Work instructions
Reproduce the listing below without changes, except that pictures are left out.

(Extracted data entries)
** start **
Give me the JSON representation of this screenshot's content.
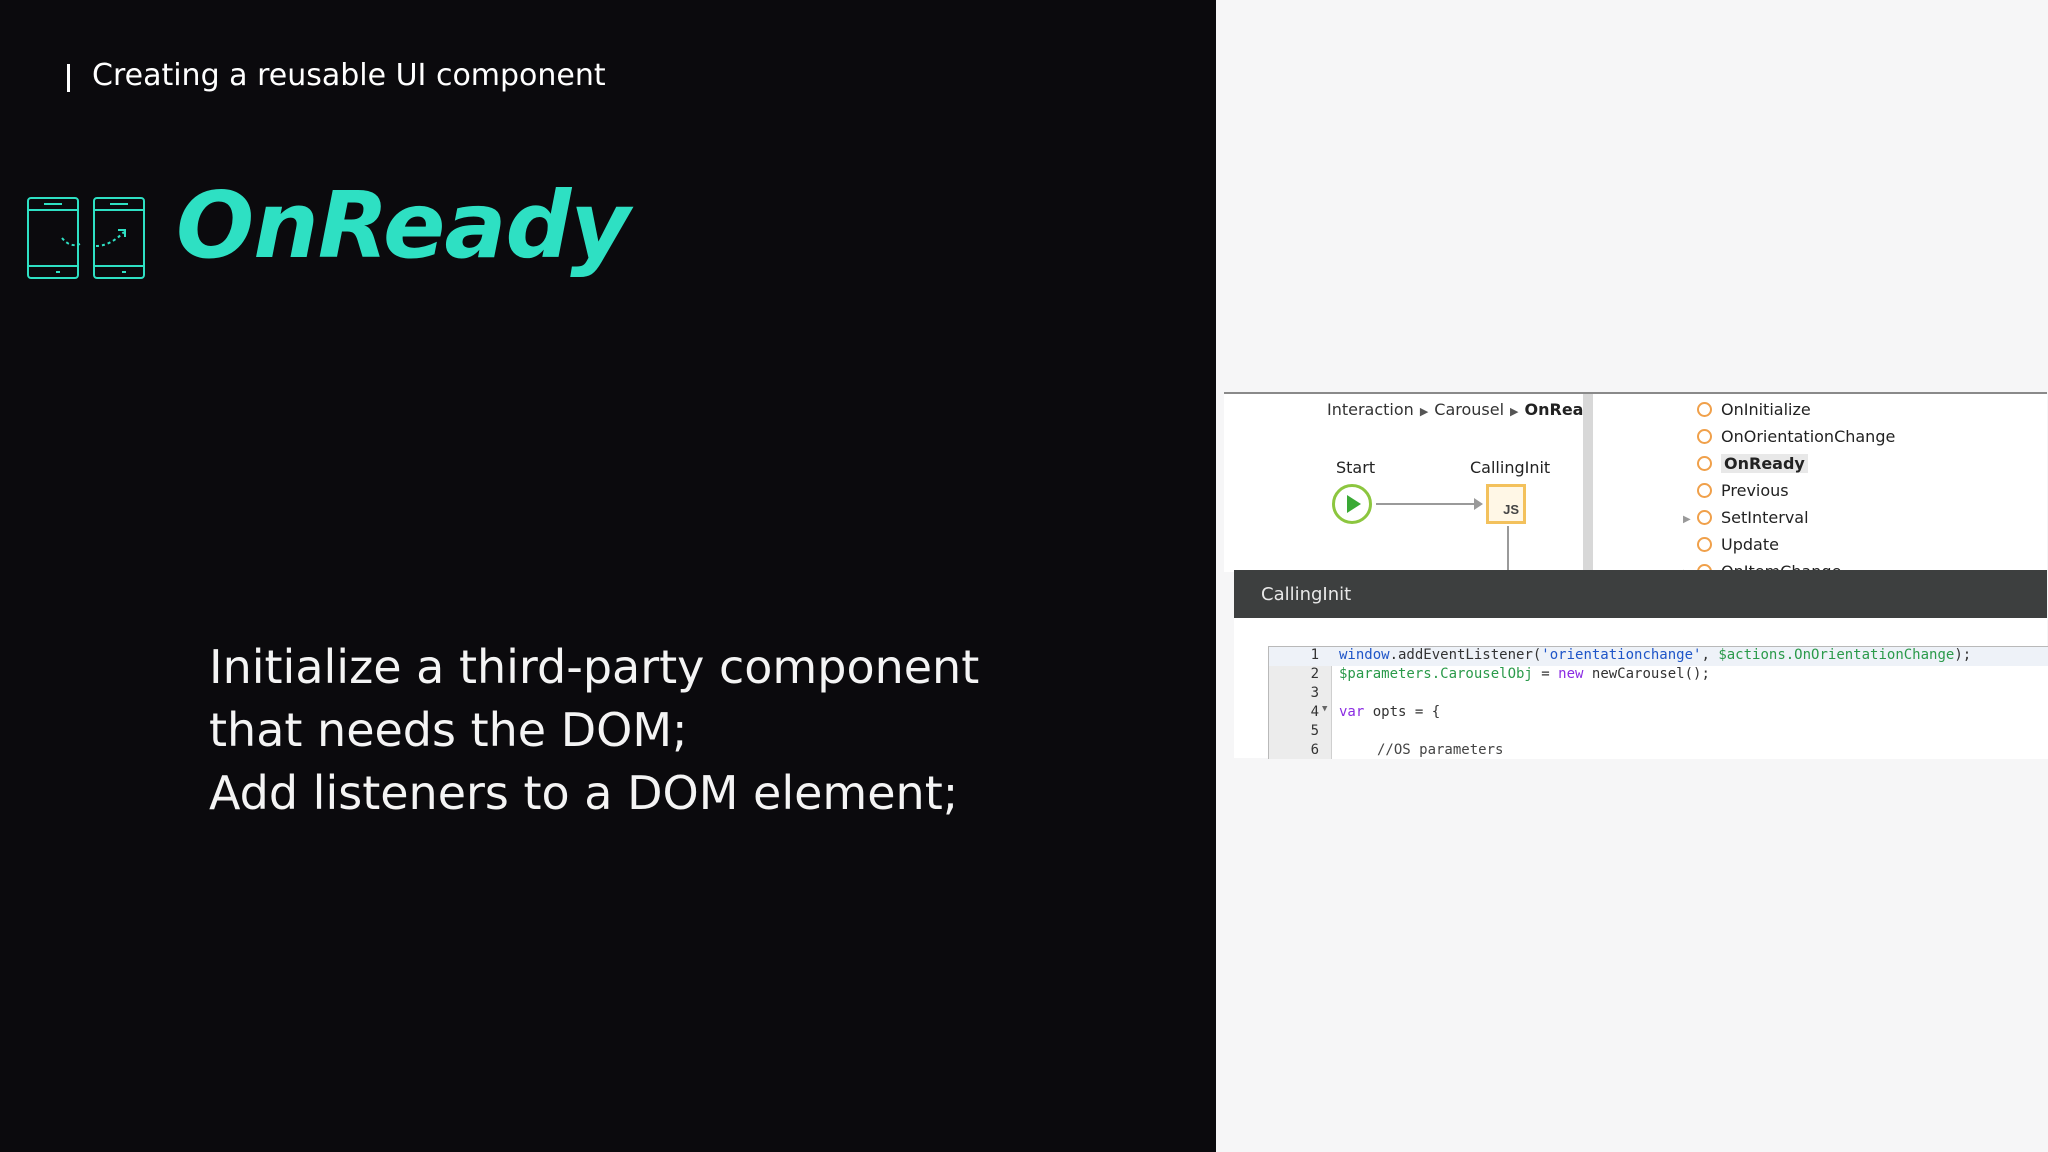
{
  "slide": {
    "kicker": "Creating a reusable UI component",
    "title": "OnReady",
    "bullets": [
      "Initialize a third-party component",
      "that needs the DOM;",
      "Add listeners to a DOM element;"
    ],
    "accent_color": "#2ee0c3",
    "icon": "phone-rotation-icon"
  },
  "screenshot": {
    "breadcrumb": [
      "Interaction",
      "Carousel",
      "OnReady"
    ],
    "flow": {
      "start_label": "Start",
      "node_label": "CallingInit",
      "node_badge": "JS"
    },
    "tree": [
      {
        "label": "OnInitialize"
      },
      {
        "label": "OnOrientationChange"
      },
      {
        "label": "OnReady"
      },
      {
        "label": "Previous"
      },
      {
        "label": "SetInterval"
      },
      {
        "label": "Update"
      },
      {
        "label": "OnItemChange"
      }
    ],
    "dialog_title": "CallingInit",
    "code": {
      "line_numbers": [
        "1",
        "2",
        "3",
        "4",
        "5",
        "6"
      ],
      "line1": {
        "obj": "window",
        "call": ".addEventListener(",
        "str": "'orientationchange'",
        "sep": ", ",
        "var": "$actions.OnOrientationChange",
        "end": ");"
      },
      "line2": {
        "var": "$parameters.CarouselObj",
        "op": " = ",
        "kw": "new",
        "rest": " newCarousel();"
      },
      "line4": {
        "kw": "var",
        "rest": " opts = {"
      },
      "line6": {
        "comment": "//OS parameters"
      }
    }
  }
}
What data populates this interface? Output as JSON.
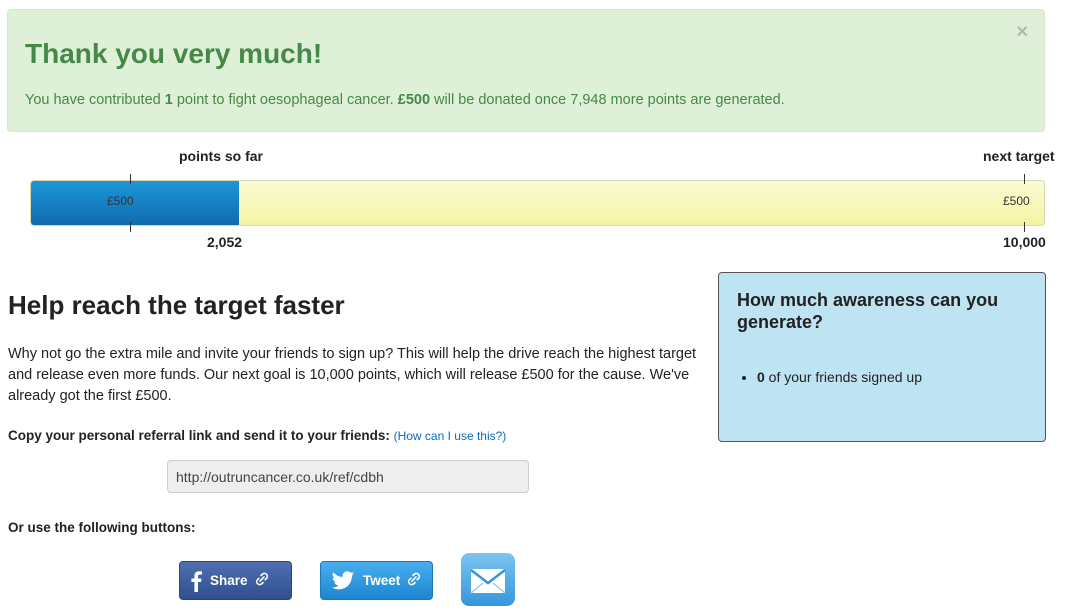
{
  "alert": {
    "close": "×",
    "title": "Thank you very much!",
    "msg_part1": "You have contributed ",
    "points": "1",
    "msg_part2": " point to fight oesophageal cancer. ",
    "amount": "£500",
    "msg_part3": " will be donated once 7,948 more points are generated."
  },
  "progress": {
    "label_left": "points so far",
    "label_right": "next target",
    "current_marker": "£500",
    "target_marker": "£500",
    "current_value": "2,052",
    "target_value": "10,000",
    "fraction": 0.2052,
    "fill_color": "#1a84c8",
    "track_color": "#f6f6b5"
  },
  "help": {
    "title": "Help reach the target faster",
    "description": "Why not go the extra mile and invite your friends to sign up? This will help the drive reach the highest target and release even more funds. Our next goal is 10,000 points, which will release £500 for the cause. We've already got the first £500.",
    "copy_label": "Copy your personal referral link and send it to your friends:",
    "how_link": "(How can I use this?)",
    "ref_link": "http://outruncancer.co.uk/ref/cdbh",
    "or_label": "Or use the following buttons:"
  },
  "buttons": {
    "facebook": {
      "label": "Share",
      "icon": "facebook-icon"
    },
    "twitter": {
      "label": "Tweet",
      "icon": "twitter-bird-icon"
    },
    "email": {
      "icon": "envelope-icon"
    }
  },
  "awareness": {
    "title": "How much awareness can you generate?",
    "count": "0",
    "count_text": " of your friends signed up"
  }
}
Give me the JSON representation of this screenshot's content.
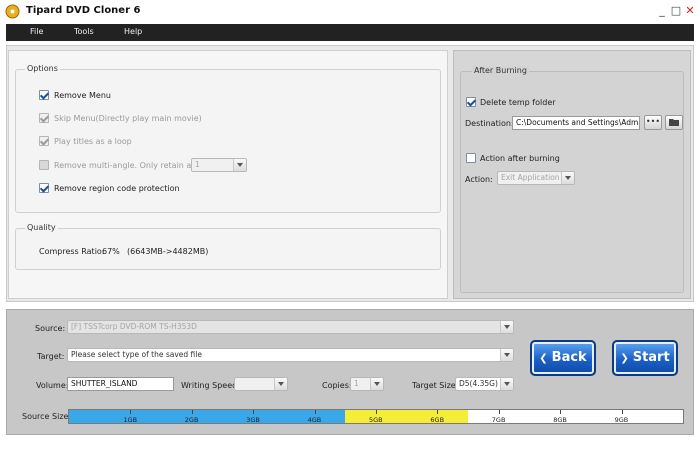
{
  "window": {
    "title": "Tipard DVD Cloner 6",
    "minimize": "_",
    "restore": "□",
    "close": "✕"
  },
  "menu": [
    "File",
    "Tools",
    "Help"
  ],
  "options": {
    "legend": "Options",
    "remove_menu": "Remove Menu",
    "skip_menu": "Skip Menu(Directly play main movie)",
    "loop": "Play titles as a loop",
    "multi_angle": "Remove multi-angle. Only retain angle",
    "angle_value": "1",
    "region": "Remove region code protection"
  },
  "quality": {
    "legend": "Quality",
    "label": "Compress Ratio:",
    "value": "67%",
    "detail": "(6643MB->4482MB)"
  },
  "after_burning": {
    "legend": "After Burning",
    "delete_temp": "Delete temp folder",
    "destination_label": "Destination:",
    "destination_value": "C:\\Documents and Settings\\Admini",
    "browse_dots": "•••",
    "action_after": "Action after burning",
    "action_label": "Action:",
    "action_value": "Exit Application"
  },
  "bottom": {
    "source_label": "Source:",
    "source_value": "[F] TSSTcorp DVD-ROM TS-H353D",
    "target_label": "Target:",
    "target_value": "Please select type of the saved file",
    "volume_label": "Volume:",
    "volume_value": "SHUTTER_ISLAND",
    "speed_label": "Writing Speed:",
    "speed_value": "",
    "copies_label": "Copies:",
    "copies_value": "1",
    "target_size_label": "Target Size:",
    "target_size_value": "D5(4.35G)",
    "source_size_label": "Source Size:",
    "back": "Back",
    "start": "Start"
  },
  "source_size_bar": {
    "ticks": [
      "1GB",
      "2GB",
      "3GB",
      "4GB",
      "5GB",
      "6GB",
      "7GB",
      "8GB",
      "9GB"
    ],
    "used_gb": 4.5,
    "compressed_range_gb": [
      4.5,
      6.5
    ],
    "max_gb": 10,
    "colors": {
      "used": "#3aa7e8",
      "overflow": "#f5ee38"
    }
  }
}
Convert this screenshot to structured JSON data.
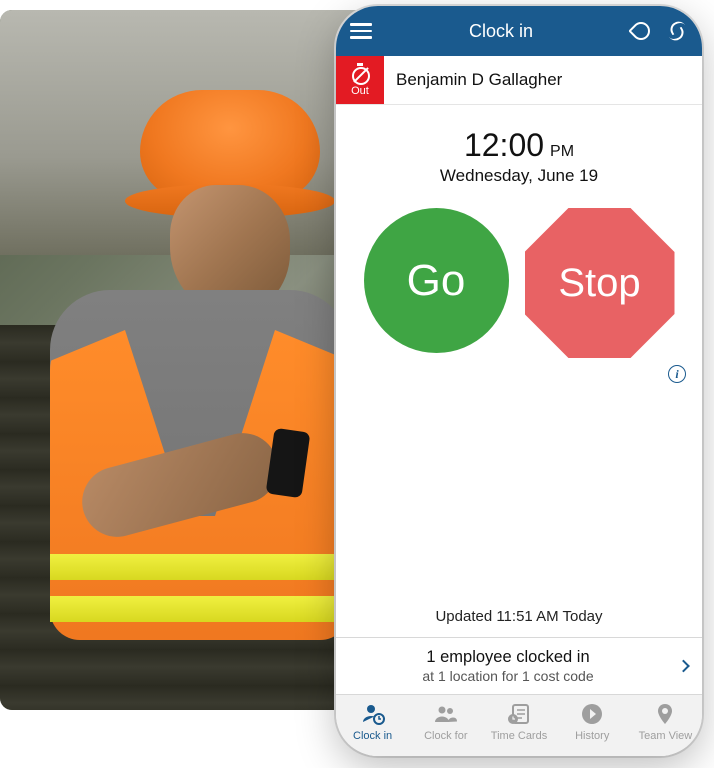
{
  "header": {
    "title": "Clock in"
  },
  "user": {
    "status_label": "Out",
    "name": "Benjamin D Gallagher"
  },
  "clock": {
    "time": "12:00",
    "ampm": "PM",
    "date": "Wednesday, June 19",
    "go_label": "Go",
    "stop_label": "Stop",
    "updated_text": "Updated 11:51 AM Today"
  },
  "summary": {
    "main": "1 employee clocked in",
    "sub": "at 1 location for 1 cost code"
  },
  "nav": {
    "clock_in": "Clock in",
    "clock_for": "Clock for",
    "time_cards": "Time Cards",
    "history": "History",
    "team_view": "Team View"
  }
}
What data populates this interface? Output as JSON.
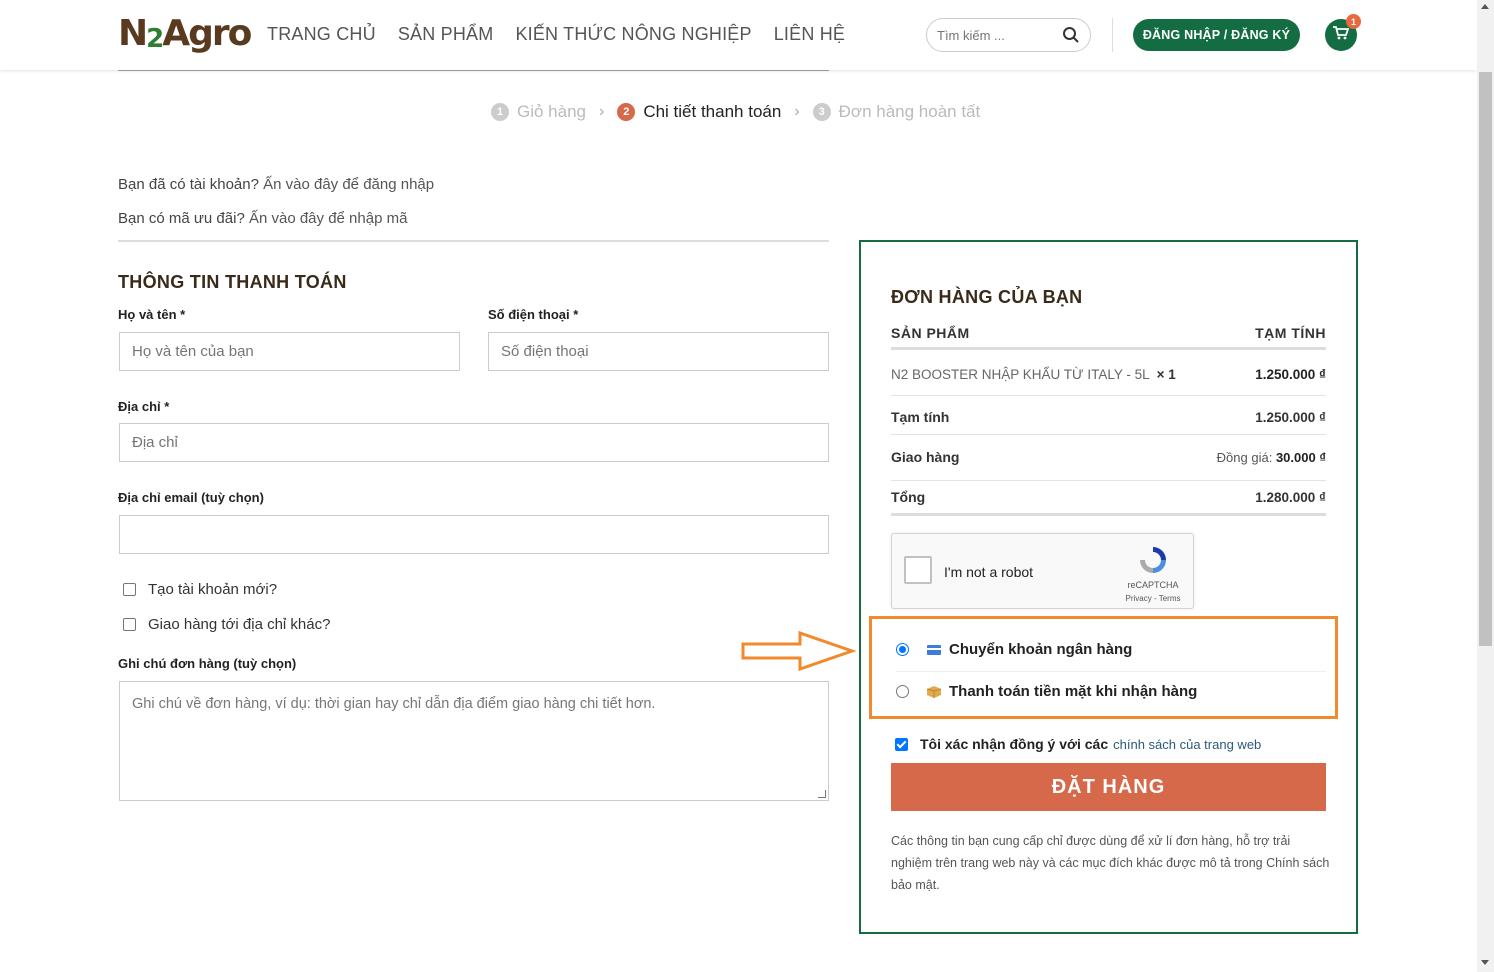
** end **
Written solution
Give me the JSON representation of this screenshot's content.
{
  "slide": {
    "kicker": "Creating a reusable UI component",
    "title": "OnReady",
    "bullets": [
      "Initialize a third-party component",
      "that needs the DOM;",
      "Add listeners to a DOM element;"
    ],
    "accent_color": "#2ee0c3",
    "icon": "phone-rotation-icon"
  },
  "screenshot": {
    "breadcrumb": [
      "Interaction",
      "Carousel",
      "OnReady"
    ],
    "flow": {
      "start_label": "Start",
      "node_label": "CallingInit",
      "node_badge": "JS"
    },
    "tree": [
      {
        "label": "OnInitialize"
      },
      {
        "label": "OnOrientationChange"
      },
      {
        "label": "OnReady"
      },
      {
        "label": "Previous"
      },
      {
        "label": "SetInterval"
      },
      {
        "label": "Update"
      },
      {
        "label": "OnItemChange"
      }
    ],
    "dialog_title": "CallingInit",
    "code": {
      "line_numbers": [
        "1",
        "2",
        "3",
        "4",
        "5",
        "6"
      ],
      "line1": {
        "obj": "window",
        "call": ".addEventListener(",
        "str": "'orientationchange'",
        "sep": ", ",
        "var": "$actions.OnOrientationChange",
        "end": ");"
      },
      "line2": {
        "var": "$parameters.CarouselObj",
        "op": " = ",
        "kw": "new",
        "rest": " newCarousel();"
      },
      "line4": {
        "kw": "var",
        "rest": " opts = {"
      },
      "line6": {
        "comment": "//OS parameters"
      }
    }
  }
}
What data populates this interface? Output as JSON.
{
  "alert": {
    "close": "×",
    "title": "Thank you very much!",
    "msg_part1": "You have contributed ",
    "points": "1",
    "msg_part2": " point to fight oesophageal cancer. ",
    "amount": "£500",
    "msg_part3": " will be donated once 7,948 more points are generated."
  },
  "progress": {
    "label_left": "points so far",
    "label_right": "next target",
    "current_marker": "£500",
    "target_marker": "£500",
    "current_value": "2,052",
    "target_value": "10,000",
    "fraction": 0.2052,
    "fill_color": "#1a84c8",
    "track_color": "#f6f6b5"
  },
  "help": {
    "title": "Help reach the target faster",
    "description": "Why not go the extra mile and invite your friends to sign up? This will help the drive reach the highest target and release even more funds. Our next goal is 10,000 points, which will release £500 for the cause. We've already got the first £500.",
    "copy_label": "Copy your personal referral link and send it to your friends:",
    "how_link": "(How can I use this?)",
    "ref_link": "http://outruncancer.co.uk/ref/cdbh",
    "or_label": "Or use the following buttons:"
  },
  "buttons": {
    "facebook": {
      "label": "Share",
      "icon": "facebook-icon"
    },
    "twitter": {
      "label": "Tweet",
      "icon": "twitter-bird-icon"
    },
    "email": {
      "icon": "envelope-icon"
    }
  },
  "awareness": {
    "title": "How much awareness can you generate?",
    "count": "0",
    "count_text": " of your friends signed up"
  }
}
Give me the JSON representation of this screenshot's content.
{
  "window": {
    "title": "Tipard DVD Cloner 6",
    "minimize": "_",
    "restore": "□",
    "close": "✕"
  },
  "menu": [
    "File",
    "Tools",
    "Help"
  ],
  "options": {
    "legend": "Options",
    "remove_menu": "Remove Menu",
    "skip_menu": "Skip Menu(Directly play main movie)",
    "loop": "Play titles as a loop",
    "multi_angle": "Remove multi-angle. Only retain angle",
    "angle_value": "1",
    "region": "Remove region code protection"
  },
  "quality": {
    "legend": "Quality",
    "label": "Compress Ratio:",
    "value": "67%",
    "detail": "(6643MB->4482MB)"
  },
  "after_burning": {
    "legend": "After Burning",
    "delete_temp": "Delete temp folder",
    "destination_label": "Destination:",
    "destination_value": "C:\\Documents and Settings\\Admini",
    "browse_dots": "•••",
    "action_after": "Action after burning",
    "action_label": "Action:",
    "action_value": "Exit Application"
  },
  "bottom": {
    "source_label": "Source:",
    "source_value": "[F] TSSTcorp DVD-ROM TS-H353D",
    "target_label": "Target:",
    "target_value": "Please select type of the saved file",
    "volume_label": "Volume:",
    "volume_value": "SHUTTER_ISLAND",
    "speed_label": "Writing Speed:",
    "speed_value": "",
    "copies_label": "Copies:",
    "copies_value": "1",
    "target_size_label": "Target Size:",
    "target_size_value": "D5(4.35G)",
    "source_size_label": "Source Size:",
    "back": "Back",
    "start": "Start"
  },
  "source_size_bar": {
    "ticks": [
      "1GB",
      "2GB",
      "3GB",
      "4GB",
      "5GB",
      "6GB",
      "7GB",
      "8GB",
      "9GB"
    ],
    "used_gb": 4.5,
    "compressed_range_gb": [
      4.5,
      6.5
    ],
    "max_gb": 10,
    "colors": {
      "used": "#3aa7e8",
      "overflow": "#f5ee38"
    }
  }
}
Convert this screenshot to structured JSON data.
{
  "header": {
    "title": "Clock in"
  },
  "user": {
    "status_label": "Out",
    "name": "Benjamin D Gallagher"
  },
  "clock": {
    "time": "12:00",
    "ampm": "PM",
    "date": "Wednesday, June 19",
    "go_label": "Go",
    "stop_label": "Stop",
    "updated_text": "Updated 11:51 AM Today"
  },
  "summary": {
    "main": "1 employee clocked in",
    "sub": "at 1 location for 1 cost code"
  },
  "nav": {
    "clock_in": "Clock in",
    "clock_for": "Clock for",
    "time_cards": "Time Cards",
    "history": "History",
    "team_view": "Team View"
  }
}
What data populates this interface? Output as JSON.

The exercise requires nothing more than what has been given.